* [BRANO PROPOSTO]

• • • •

Italia e venture capital, la grande opportunità. E a Cassa depositi la prima mossa

scritto da il 16 Dicembre 2017

Pubblichiamo un post di Mimmo Nesi, di LVenture Group, seed investor in startup digitali quotato al MTA di Borsa Italiana. Precedentemente ha lavorato nella divisione Investment Banking di UniCredit (Milano e Monaco di Baviera) e di UBS (Londra) occupandosi di operazioni straordinarie per grandi aziende nazionali e internazionali. È laureato in Finance presso l’Università Bocconi –

Il mercato del venture capital (VC) italiano rappresenta una chiara opportunità: come coglierla?Buy low, sell high”: al di là di ogni tecnicismo, è in questa frase apparentemente banale che si potrebbero riassumere le aspettative di ciascun investitore. Notare un’opportunità prima di altri, entrarvi a prezzi convenienti e infine uscirne a prezzi più alti. “Not more difficult than that”. Certo, spesso cogliere (in anticipo) cosa è sottovalutato è questione delicata.

Nel caso del mercato italiano del VC, tuttavia, non possono esservi dubbi: gli investimenti nel settore sono ancora limitati (1/15 se rapportato alla Francia, meno di 1/3 della Spagna nel 2016), le valutazioni post-money sono basse, il mercato delle exit è ancora sostanzialmente unproven. È un chiaro, inequivocabile, “low”: dunque, il momento migliore per entrare. Ora si tratta di vedere in che modo.

• • • •

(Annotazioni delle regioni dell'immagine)
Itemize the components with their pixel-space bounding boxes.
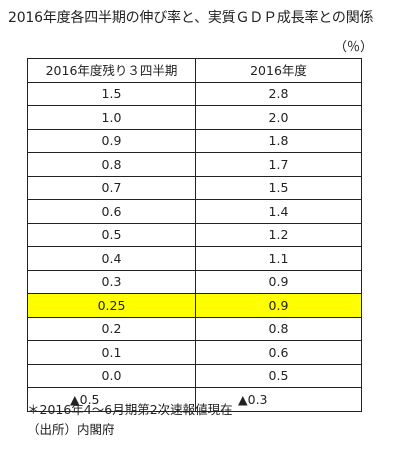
quarterly-rate-cell: 0.9: [27, 128, 196, 153]
table-row: 0.0 0.5: [27, 363, 362, 388]
table-row: 0.1 0.6: [27, 340, 362, 365]
quarterly-rate-cell: 0.2: [27, 316, 196, 341]
footnotes: ＊2016年4～6月期第2次速報値現在 （出所）内閣府: [27, 400, 233, 440]
annual-growth-cell: 1.5: [195, 175, 362, 200]
annual-growth-cell: 0.5: [195, 363, 362, 388]
page-title: 2016年度各四半期の伸び率と、実質ＧＤＰ成長率との関係: [8, 10, 374, 26]
column-header-remaining-quarters: 2016年度残り３四半期: [27, 58, 196, 83]
highlighted-table-row: 0.25 0.9: [27, 293, 362, 318]
quarterly-rate-cell: 1.5: [27, 81, 196, 106]
table-row: 0.8 1.7: [27, 152, 362, 177]
table-row: ▲0.5 ▲0.3: [27, 387, 362, 412]
table-header-row: 2016年度残り３四半期 2016年度: [27, 58, 362, 83]
annual-growth-cell: 1.1: [195, 246, 362, 271]
table-row: 1.5 2.8: [27, 81, 362, 106]
annual-growth-cell: 2.8: [195, 81, 362, 106]
annual-growth-cell: 0.8: [195, 316, 362, 341]
table-row: 1.0 2.0: [27, 105, 362, 130]
quarterly-rate-cell: 0.1: [27, 340, 196, 365]
quarterly-rate-cell: 0.8: [27, 152, 196, 177]
table-row: 0.7 1.5: [27, 175, 362, 200]
quarterly-rate-cell: 0.0: [27, 363, 196, 388]
quarterly-rate-cell: 0.5: [27, 222, 196, 247]
annual-growth-cell: 1.7: [195, 152, 362, 177]
quarterly-rate-cell: 0.4: [27, 246, 196, 271]
quarterly-rate-cell: 1.0: [27, 105, 196, 130]
quarterly-rate-cell: 0.25: [27, 293, 196, 318]
quarterly-rate-cell: 0.7: [27, 175, 196, 200]
unit-label: （％）: [334, 40, 374, 55]
table-row: 0.6 1.4: [27, 199, 362, 224]
annual-growth-cell: 0.9: [195, 269, 362, 294]
annual-growth-cell: 1.4: [195, 199, 362, 224]
quarterly-rate-cell: 0.3: [27, 269, 196, 294]
annual-growth-cell: 2.0: [195, 105, 362, 130]
quarterly-rate-cell: ▲0.5: [27, 387, 196, 412]
table-row: 0.3 0.9: [27, 269, 362, 294]
table-row: 0.5 1.2: [27, 222, 362, 247]
footnote-data-basis: ＊2016年4～6月期第2次速報値現在: [27, 402, 233, 417]
footnote-source: （出所）内閣府: [27, 422, 115, 437]
annual-growth-cell: 1.2: [195, 222, 362, 247]
annual-growth-cell: 1.8: [195, 128, 362, 153]
column-header-fiscal-year: 2016年度: [195, 58, 362, 83]
annual-growth-cell: ▲0.3: [195, 387, 362, 412]
annual-growth-cell: 0.6: [195, 340, 362, 365]
table-row: 0.9 1.8: [27, 128, 362, 153]
annual-growth-cell: 0.9: [195, 293, 362, 318]
growth-rate-table: 2016年度残り３四半期 2016年度 1.5 2.8 1.0 2.0 0.9 …: [27, 58, 362, 412]
table-row: 0.4 1.1: [27, 246, 362, 271]
quarterly-rate-cell: 0.6: [27, 199, 196, 224]
table-row: 0.2 0.8: [27, 316, 362, 341]
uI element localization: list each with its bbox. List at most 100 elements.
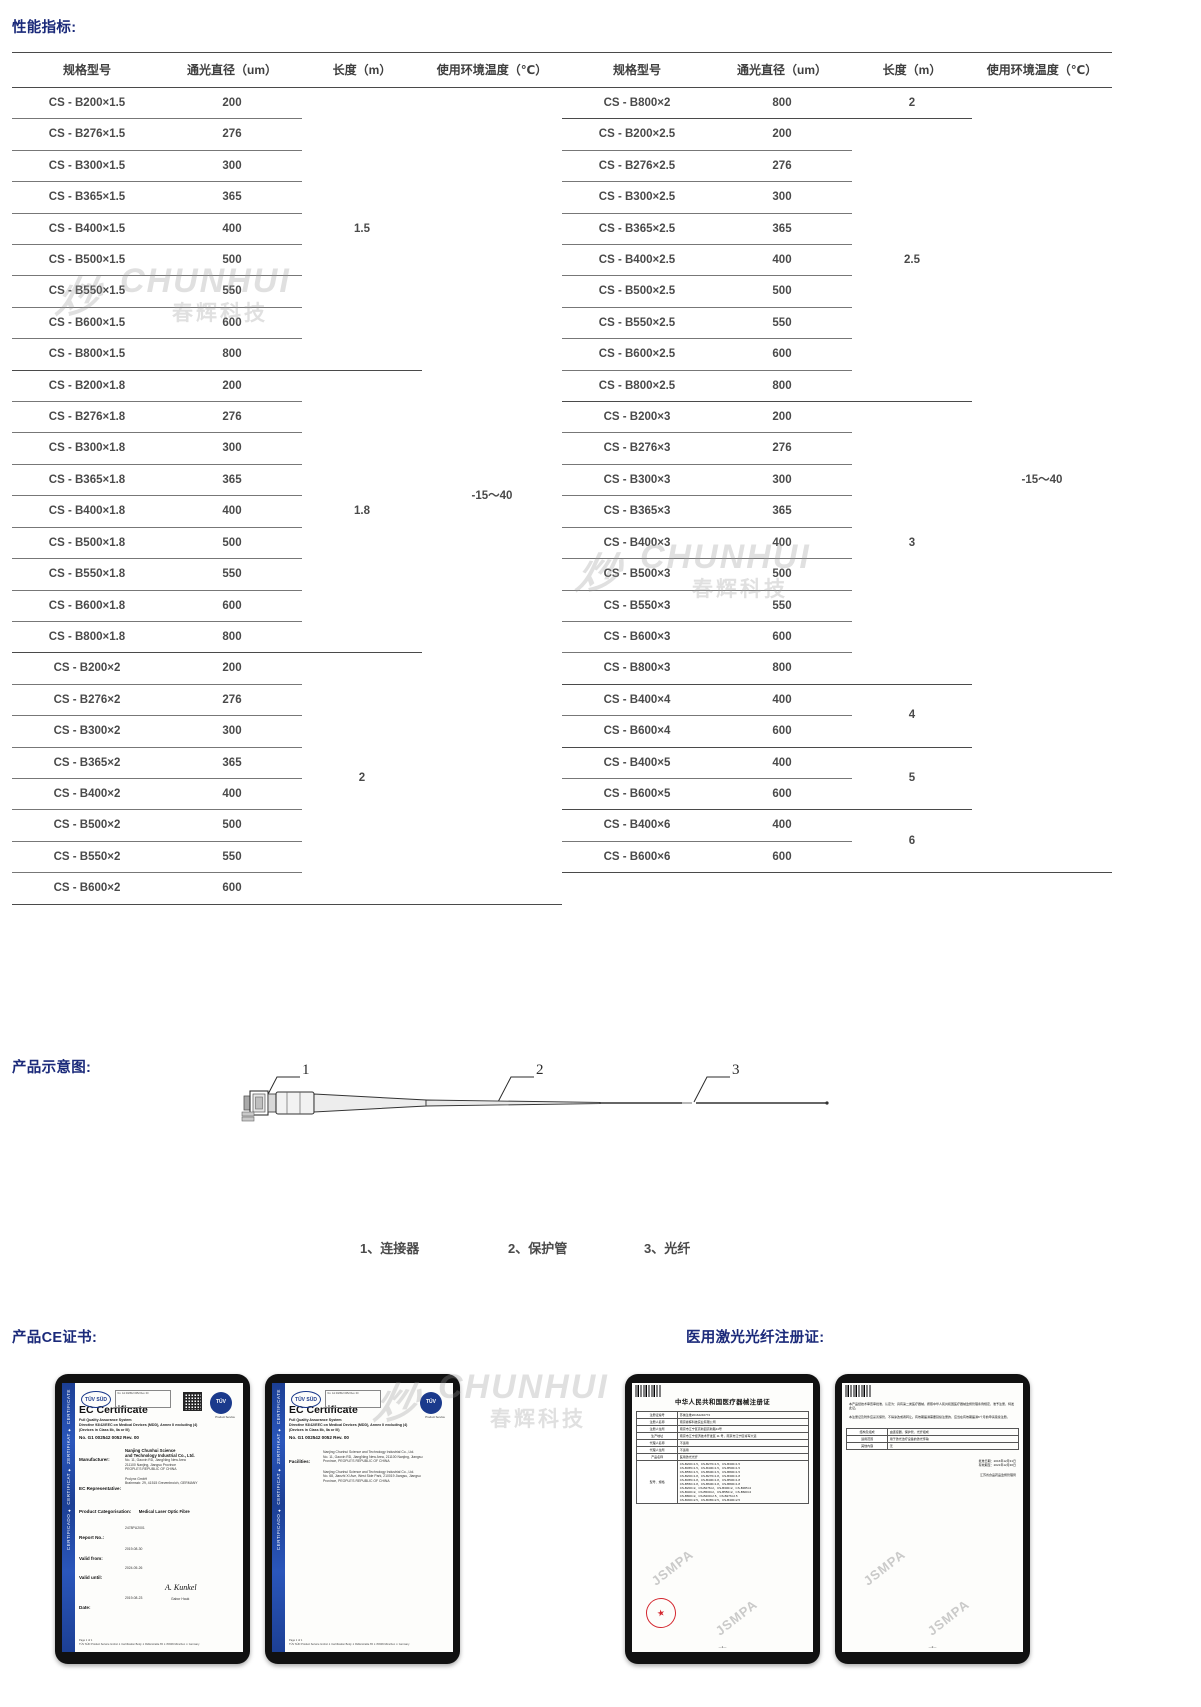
valid-until-label: Valid until:	[79, 1574, 103, 1580]
table-row: CS - B800×1.5 800	[12, 338, 562, 371]
registration-notes: 本产品经技术审查审批准，认定为：具有第二类医疗器械，按照中华人民共和国医疗器械监…	[849, 1402, 1015, 1420]
registration-row-value: 用于激光治疗设备的激光传输	[887, 1434, 1019, 1443]
registration-certificate-page-1: 中华人民共和国医疗器械注册证 注册证编号 苏械注准20162240772 注册人名称…	[632, 1383, 813, 1652]
cell-model: CS - B400×2.5	[562, 244, 712, 277]
header-diameter: 通光直径（um）	[162, 52, 302, 88]
table-row: CS - B400×1.8 400	[12, 495, 562, 528]
table-row: CS - B400×5 400 5	[562, 747, 1112, 811]
cell-diameter: 300	[712, 464, 852, 497]
report-no-value: 2478PU2001	[125, 1525, 145, 1530]
registration-row-value: 医用激光光纤	[677, 1453, 809, 1461]
table-row: CS - B200×1.5 200 1.5 -15～40	[12, 87, 562, 905]
product-diagram: 1 2 3	[230, 1020, 850, 1200]
table-row: CS - B200×1.8 200 1.8	[12, 370, 562, 654]
cell-diameter: 200	[162, 370, 302, 403]
spec-table-right-body: CS - B800×2 800 2 -15～40 CS - B200×2.5 200 2.5…	[562, 87, 1112, 874]
cell-model: CS - B500×1.5	[12, 244, 162, 277]
cell-diameter: 300	[162, 715, 302, 748]
ce-certificate-page-1: CERTIFICADO ✦ CERTIFICAT ✦ ZERTIFIKAT ✦ …	[62, 1383, 243, 1652]
table-row: CS - B200×3 200 3	[562, 401, 1112, 685]
registration-dates: 批准日期：2016年12月31日 有效期至：2021年12月30日	[978, 1458, 1016, 1468]
registration-row-label: 适用范围	[845, 1434, 889, 1443]
cell-diameter: 200	[162, 87, 302, 120]
connector-part	[241, 1090, 277, 1122]
table-row: CS - B600×1.8 600	[12, 590, 562, 622]
product-category-value: Medical Laser Optic Fibre	[138, 1508, 190, 1514]
signature-name: Gabor Hauk	[171, 1597, 190, 1601]
cell-diameter: 550	[712, 590, 852, 622]
registration-row-label: 产品名称	[635, 1453, 679, 1461]
cell-length: 6	[852, 809, 972, 874]
cell-diameter: 276	[162, 118, 302, 151]
cell-diameter: 600	[162, 872, 302, 905]
cell-model: CS - B600×1.8	[12, 590, 162, 622]
registration-title: 中华人民共和国医疗器械注册证	[674, 1399, 771, 1406]
table-row: CS - B365×1.8 365	[12, 464, 562, 497]
cell-diameter: 365	[162, 181, 302, 214]
table-row: CS - B600×2 600	[12, 872, 562, 905]
ce-certificate-section-title: 产品CE证书:	[12, 1330, 98, 1346]
ce-certificate-card-2[interactable]: CERTIFICADO ✦ CERTIFICAT ✦ ZERTIFIKAT ✦ …	[265, 1374, 460, 1664]
protective-tube-part	[425, 1099, 682, 1107]
callout-number-2: 2	[536, 1062, 544, 1078]
table-row: CS - B400×3 400	[562, 527, 1112, 560]
registration-row-value: 南京市江宁经济技术开发区 11 号，南京市江宁区将军大道	[677, 1432, 809, 1440]
cell-diameter: 800	[162, 621, 302, 654]
table-row: CS - B550×2.5 550	[562, 307, 1112, 340]
cell-diameter: 300	[162, 150, 302, 183]
table-row: CS - B550×1.8 550	[12, 558, 562, 591]
certificate-sideband: CERTIFICADO ✦ CERTIFICAT ✦ ZERTIFIKAT ✦ …	[272, 1383, 285, 1652]
cell-diameter: 400	[712, 809, 852, 842]
cell-length: 4	[852, 684, 972, 748]
table-row: CS - B500×2.5 500	[562, 275, 1112, 308]
cell-length: 2.5	[852, 118, 972, 403]
table-row: CS - B365×1.5 365	[12, 181, 562, 214]
registration-certificate-section-title: 医用激光光纤注册证:	[686, 1330, 825, 1346]
cell-diameter: 600	[712, 841, 852, 874]
certificate-sideband-text: CERTIFICADO ✦ CERTIFICAT ✦ ZERTIFIKAT ✦ …	[276, 1389, 281, 1551]
table-row: CS - B600×1.5 600	[12, 307, 562, 340]
cell-diameter: 400	[712, 747, 852, 779]
cell-diameter: 400	[162, 213, 302, 246]
cell-diameter: 550	[162, 558, 302, 591]
table-row: CS - B276×1.8 276	[12, 401, 562, 434]
cell-diameter: 400	[162, 495, 302, 528]
certificate-header-block: No. G1 002542 0052 Rev. 00	[325, 1390, 381, 1408]
cell-model: CS - B550×2.5	[562, 307, 712, 340]
cell-diameter: 400	[712, 684, 852, 717]
cell-model: CS - B300×2.5	[562, 181, 712, 214]
manufacturer-address: No. 11, Gaoxin RD, JiangNing New Area 21…	[125, 1458, 186, 1472]
diagram-legend-connector: 1、连接器	[360, 1241, 420, 1256]
registration-row-value: 南京市江宁区高新园高新路11号	[677, 1425, 809, 1433]
ce-certificate-card-1[interactable]: CERTIFICADO ✦ CERTIFICAT ✦ ZERTIFIKAT ✦ …	[55, 1374, 250, 1664]
cell-model: CS - B276×2.5	[562, 150, 712, 183]
cell-diameter: 400	[162, 778, 302, 811]
spec-table-right: 规格型号 通光直径（um） 长度（m） 使用环境温度（℃） CS - B800×…	[562, 52, 1112, 874]
table-row: CS - B600×5 600	[562, 778, 1112, 811]
cell-model: CS - B600×2.5	[562, 338, 712, 371]
cell-model: CS - B200×2.5	[562, 118, 712, 151]
cell-model: CS - B800×3	[562, 652, 712, 685]
cell-model: CS - B300×1.5	[12, 150, 162, 183]
cell-diameter: 800	[162, 338, 302, 371]
table-row: CS - B800×1.8 800	[12, 621, 562, 654]
certificate-footer: Page 1 of 1 TÜV SÜD Product Service GmbH…	[79, 1639, 200, 1646]
certificate-body: TÜV SÜD No. G1 002542 0052 Rev. 00 TÜV P…	[79, 1388, 238, 1648]
cell-diameter: 400	[712, 244, 852, 277]
diagram-section-title: 产品示意图:	[12, 1060, 92, 1076]
report-no-label: Report No.:	[79, 1534, 105, 1540]
certificate-subtitle: Full Quality Assurance System Directive …	[79, 1418, 198, 1432]
cell-diameter: 800	[712, 652, 852, 685]
table-row: CS - B300×1.8 300	[12, 432, 562, 465]
cell-diameter: 400	[712, 527, 852, 560]
tuv-sud-oval-logo: TÜV SÜD	[291, 1391, 321, 1408]
registration-certificate-card-2[interactable]: 本产品经技术审查审批准，认定为：具有第二类医疗器械，按照中华人民共和国医疗器械监…	[835, 1374, 1030, 1664]
header-temperature: 使用环境温度（℃）	[972, 52, 1112, 88]
cell-diameter: 276	[162, 684, 302, 717]
registration-row-label: 其他内容	[845, 1441, 889, 1450]
cell-model: CS - B365×2.5	[562, 213, 712, 246]
cell-diameter: 600	[162, 307, 302, 340]
registration-row: 其他内容无	[845, 1441, 1019, 1450]
certificate-footer: Page 1 of 1 TÜV SÜD Product Service GmbH…	[289, 1639, 410, 1646]
registration-certificate-card-1[interactable]: 中华人民共和国医疗器械注册证 注册证编号 苏械注准20162240772 注册人名称…	[625, 1374, 820, 1664]
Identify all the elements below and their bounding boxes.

• • • •

* [CONSEGNA ESERCIZIO] Riprendi il testo sul venture capital in Italia, proseguendo subito dopo la frase conclusiva «Ora si tratta di vedere in che modo.»

* [SOLUZIONE ESERCIZIO]
Se fossimo in un mercato regolamentato, e avessimo una view positiva su un settore specifico di un determinato paese (es. settore tech, mercato Italia), la strategia di investimento, almeno in linea teorica, sarebbe molto semplice: basterebbe limitarsi ad acquistare un indice, ovvero uno strumento finanziario rappresentativo di tutte le società quotate operanti in quel settore (in questo caso, acquistare una posizione lunga sul FTSE All-Share Technology Index o equivalenti).

Nel VC, che si basa su investimenti in società non quotate, una buona proxy di questa strategia potrebbe essere quella di investire in un numero significativamente alto di startup / scaleup interessanti, diciamo almeno 50. Domanda: è possibile effettuare un numero così elevato di investimenti, in tempi rapidi e con risorse contenute? Sì, se gli investimenti sono effettuati sul mercato secondario.

Gli investimenti sul mercato secondario: cosa, chi e perché. Il mercato secondario presenta, rispetto al mercato “primario” (tipico del VC), due fondamentali differenze:

i) non comporta l’emissione di nuove azioni da parte della società e

ii) non genera un afflusso di risorse a favore della società, ma solo dell’azionista venditore. Nella pratica, questo è quello che succede ogni giorno sui mercati globali, dove investitori professionali e retail procedono sistematicamente alla compravendita di partecipazioni in aziende quotate, senza che per questo le società siano chiamate ad emettere nuove azioni o vedano variare la loro disponibilità di risorse finanziarie.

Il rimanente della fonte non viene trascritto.